begin

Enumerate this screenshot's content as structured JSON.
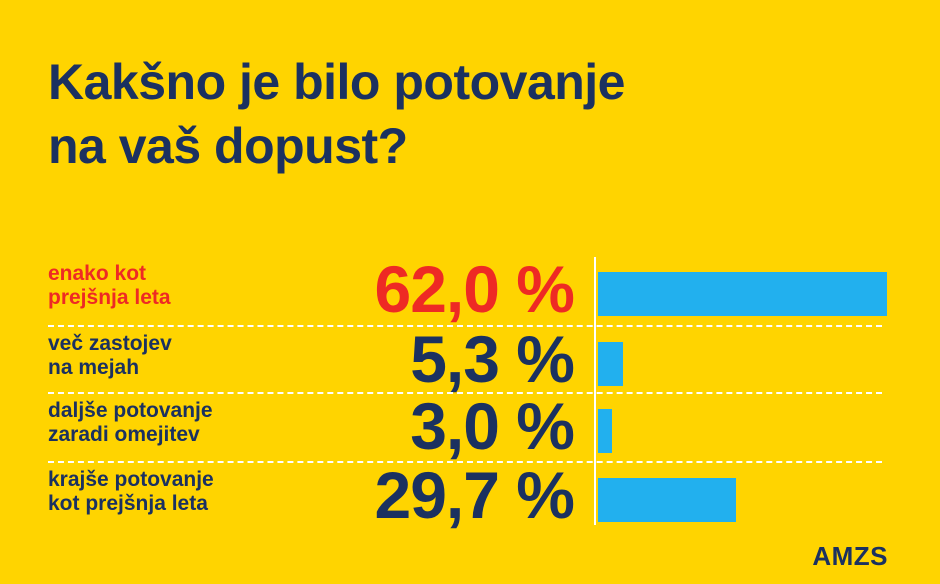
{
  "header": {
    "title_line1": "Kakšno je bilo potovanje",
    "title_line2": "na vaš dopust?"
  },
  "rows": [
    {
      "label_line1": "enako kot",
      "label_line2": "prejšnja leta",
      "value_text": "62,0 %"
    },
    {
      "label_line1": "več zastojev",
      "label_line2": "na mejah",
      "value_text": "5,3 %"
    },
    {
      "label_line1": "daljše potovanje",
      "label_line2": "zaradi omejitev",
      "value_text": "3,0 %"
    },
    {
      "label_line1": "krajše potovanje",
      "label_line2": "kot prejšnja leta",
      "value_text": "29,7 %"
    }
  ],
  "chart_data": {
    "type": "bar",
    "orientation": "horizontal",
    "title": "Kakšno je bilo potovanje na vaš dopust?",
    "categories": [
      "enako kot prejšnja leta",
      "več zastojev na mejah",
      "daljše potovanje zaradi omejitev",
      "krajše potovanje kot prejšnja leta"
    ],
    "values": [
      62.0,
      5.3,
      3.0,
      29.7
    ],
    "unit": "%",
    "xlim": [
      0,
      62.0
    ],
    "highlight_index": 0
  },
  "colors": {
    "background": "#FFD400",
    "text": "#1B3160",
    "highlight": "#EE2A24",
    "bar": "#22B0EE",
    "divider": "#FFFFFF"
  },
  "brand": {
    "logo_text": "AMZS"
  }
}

end
begin

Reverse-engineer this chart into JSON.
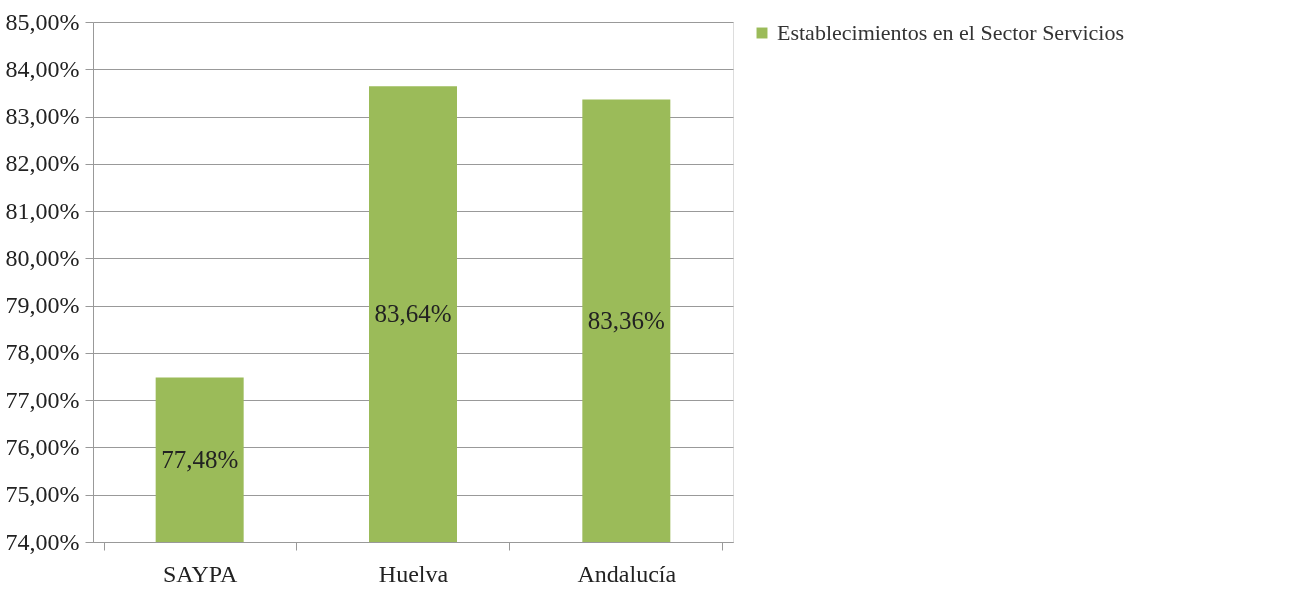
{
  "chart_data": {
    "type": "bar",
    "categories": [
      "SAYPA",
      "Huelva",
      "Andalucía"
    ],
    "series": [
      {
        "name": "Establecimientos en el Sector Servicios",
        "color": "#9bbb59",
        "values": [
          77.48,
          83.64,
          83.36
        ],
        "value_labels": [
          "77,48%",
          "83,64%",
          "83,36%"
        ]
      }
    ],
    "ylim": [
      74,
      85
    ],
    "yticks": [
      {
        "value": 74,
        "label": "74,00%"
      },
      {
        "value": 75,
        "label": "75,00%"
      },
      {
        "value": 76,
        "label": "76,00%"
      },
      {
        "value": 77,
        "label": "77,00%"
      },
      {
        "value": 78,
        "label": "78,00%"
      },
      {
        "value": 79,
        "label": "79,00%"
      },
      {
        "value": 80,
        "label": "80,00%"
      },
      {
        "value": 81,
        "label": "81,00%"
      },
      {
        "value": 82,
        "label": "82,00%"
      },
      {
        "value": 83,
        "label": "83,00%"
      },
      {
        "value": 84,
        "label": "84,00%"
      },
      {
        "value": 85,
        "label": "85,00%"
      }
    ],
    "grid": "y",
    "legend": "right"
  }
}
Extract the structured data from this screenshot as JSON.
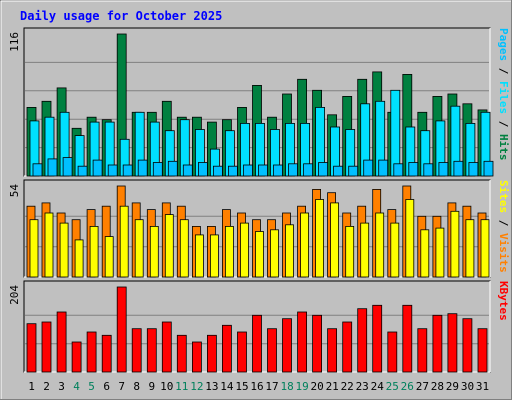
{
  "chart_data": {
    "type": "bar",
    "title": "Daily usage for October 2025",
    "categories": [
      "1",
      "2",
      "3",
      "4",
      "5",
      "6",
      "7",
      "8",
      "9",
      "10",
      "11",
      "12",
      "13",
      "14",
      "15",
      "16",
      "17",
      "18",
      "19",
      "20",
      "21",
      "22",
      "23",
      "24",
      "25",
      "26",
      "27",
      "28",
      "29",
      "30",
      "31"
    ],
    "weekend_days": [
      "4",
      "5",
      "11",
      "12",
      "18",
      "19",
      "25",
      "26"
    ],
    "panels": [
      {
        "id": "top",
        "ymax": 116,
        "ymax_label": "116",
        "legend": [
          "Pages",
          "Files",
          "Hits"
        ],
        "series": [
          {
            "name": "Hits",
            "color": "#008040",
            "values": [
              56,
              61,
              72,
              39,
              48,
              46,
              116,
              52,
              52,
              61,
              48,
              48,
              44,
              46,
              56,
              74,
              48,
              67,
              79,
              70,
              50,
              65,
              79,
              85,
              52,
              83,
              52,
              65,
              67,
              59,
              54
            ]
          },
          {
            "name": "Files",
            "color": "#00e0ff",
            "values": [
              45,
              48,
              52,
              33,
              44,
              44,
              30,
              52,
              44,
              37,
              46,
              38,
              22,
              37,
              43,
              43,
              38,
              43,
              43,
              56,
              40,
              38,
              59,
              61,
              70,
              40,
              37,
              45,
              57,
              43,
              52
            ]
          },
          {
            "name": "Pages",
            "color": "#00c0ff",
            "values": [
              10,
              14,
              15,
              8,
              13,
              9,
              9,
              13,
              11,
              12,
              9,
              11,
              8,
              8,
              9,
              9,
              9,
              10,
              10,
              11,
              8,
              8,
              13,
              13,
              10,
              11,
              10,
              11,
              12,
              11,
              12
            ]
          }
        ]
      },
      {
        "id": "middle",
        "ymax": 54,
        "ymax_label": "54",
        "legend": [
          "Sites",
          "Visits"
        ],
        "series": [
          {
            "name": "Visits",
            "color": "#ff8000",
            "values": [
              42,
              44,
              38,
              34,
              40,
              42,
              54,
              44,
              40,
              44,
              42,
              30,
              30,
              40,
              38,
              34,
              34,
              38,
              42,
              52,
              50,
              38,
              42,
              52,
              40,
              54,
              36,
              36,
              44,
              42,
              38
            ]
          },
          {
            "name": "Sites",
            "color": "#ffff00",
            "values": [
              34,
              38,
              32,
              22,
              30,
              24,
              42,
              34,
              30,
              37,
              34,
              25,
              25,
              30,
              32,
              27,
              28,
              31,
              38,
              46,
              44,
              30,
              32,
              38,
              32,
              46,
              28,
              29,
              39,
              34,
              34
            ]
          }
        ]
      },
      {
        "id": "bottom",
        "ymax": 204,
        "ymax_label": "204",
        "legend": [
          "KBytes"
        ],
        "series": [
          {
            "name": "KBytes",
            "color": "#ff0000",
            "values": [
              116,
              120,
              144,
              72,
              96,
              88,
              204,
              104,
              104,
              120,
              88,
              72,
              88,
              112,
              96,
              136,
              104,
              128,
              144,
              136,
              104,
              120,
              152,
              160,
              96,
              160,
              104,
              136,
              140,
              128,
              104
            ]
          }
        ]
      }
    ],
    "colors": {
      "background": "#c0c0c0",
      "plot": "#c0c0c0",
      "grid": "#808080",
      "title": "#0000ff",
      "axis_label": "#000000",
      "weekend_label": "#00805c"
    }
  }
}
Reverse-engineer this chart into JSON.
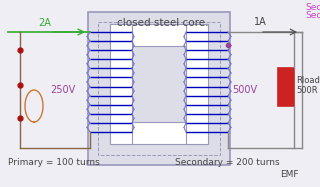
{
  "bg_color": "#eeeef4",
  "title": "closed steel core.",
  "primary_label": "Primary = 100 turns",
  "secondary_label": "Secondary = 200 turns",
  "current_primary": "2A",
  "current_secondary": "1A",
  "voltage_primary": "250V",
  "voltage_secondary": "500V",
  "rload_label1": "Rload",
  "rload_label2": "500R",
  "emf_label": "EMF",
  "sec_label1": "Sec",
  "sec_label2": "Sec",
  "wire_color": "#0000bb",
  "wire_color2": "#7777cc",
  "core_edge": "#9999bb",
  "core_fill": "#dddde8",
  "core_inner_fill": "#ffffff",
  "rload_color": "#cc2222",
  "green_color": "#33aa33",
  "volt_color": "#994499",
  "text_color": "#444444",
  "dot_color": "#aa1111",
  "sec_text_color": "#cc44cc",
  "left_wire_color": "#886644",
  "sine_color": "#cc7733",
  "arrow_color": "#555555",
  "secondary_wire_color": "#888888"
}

end

Find each line holding the string "prejšnja" and copy it out.

      "label_line2": "prejšnja leta",
      "label_line2": "kot prejšnja leta",
      "enako kot prejšnja leta",
      "krajše potovanje kot prejšnja leta"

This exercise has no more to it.